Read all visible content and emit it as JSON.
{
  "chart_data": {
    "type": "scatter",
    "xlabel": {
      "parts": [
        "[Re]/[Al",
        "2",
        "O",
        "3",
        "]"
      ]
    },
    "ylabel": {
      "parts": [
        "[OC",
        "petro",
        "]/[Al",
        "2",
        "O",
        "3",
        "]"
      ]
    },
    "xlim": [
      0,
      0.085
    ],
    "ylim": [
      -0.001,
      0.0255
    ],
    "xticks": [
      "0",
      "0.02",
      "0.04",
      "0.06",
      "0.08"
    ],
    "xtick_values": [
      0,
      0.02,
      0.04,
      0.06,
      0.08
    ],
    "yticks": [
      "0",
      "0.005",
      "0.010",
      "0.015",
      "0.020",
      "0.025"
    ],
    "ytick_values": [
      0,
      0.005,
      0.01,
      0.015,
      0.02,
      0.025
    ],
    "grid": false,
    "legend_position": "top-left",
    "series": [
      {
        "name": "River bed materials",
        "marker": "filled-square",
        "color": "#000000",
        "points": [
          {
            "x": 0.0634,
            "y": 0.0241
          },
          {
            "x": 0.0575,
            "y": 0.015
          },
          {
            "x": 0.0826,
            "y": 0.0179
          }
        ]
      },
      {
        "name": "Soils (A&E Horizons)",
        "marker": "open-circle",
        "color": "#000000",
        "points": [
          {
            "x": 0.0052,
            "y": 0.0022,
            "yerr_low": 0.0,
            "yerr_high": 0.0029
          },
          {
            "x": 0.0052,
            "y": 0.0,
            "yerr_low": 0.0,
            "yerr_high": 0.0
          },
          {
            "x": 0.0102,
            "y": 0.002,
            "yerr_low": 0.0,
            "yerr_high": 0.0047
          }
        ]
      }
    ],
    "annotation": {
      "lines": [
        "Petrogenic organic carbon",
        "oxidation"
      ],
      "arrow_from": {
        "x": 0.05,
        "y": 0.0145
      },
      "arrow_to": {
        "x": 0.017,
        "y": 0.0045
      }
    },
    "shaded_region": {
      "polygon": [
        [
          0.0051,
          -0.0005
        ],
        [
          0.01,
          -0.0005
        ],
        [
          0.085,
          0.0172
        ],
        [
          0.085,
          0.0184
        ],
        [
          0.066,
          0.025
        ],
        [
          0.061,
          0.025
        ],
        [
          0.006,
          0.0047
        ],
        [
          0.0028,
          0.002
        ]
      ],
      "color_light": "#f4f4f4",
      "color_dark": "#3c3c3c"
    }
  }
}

__WHAT IS ASKED__
Pull out every line holding "name" from the records above, and copy it.

__TASK SOLUTION__
        "name": "River bed materials",
        "name": "Soils (A&E Horizons)",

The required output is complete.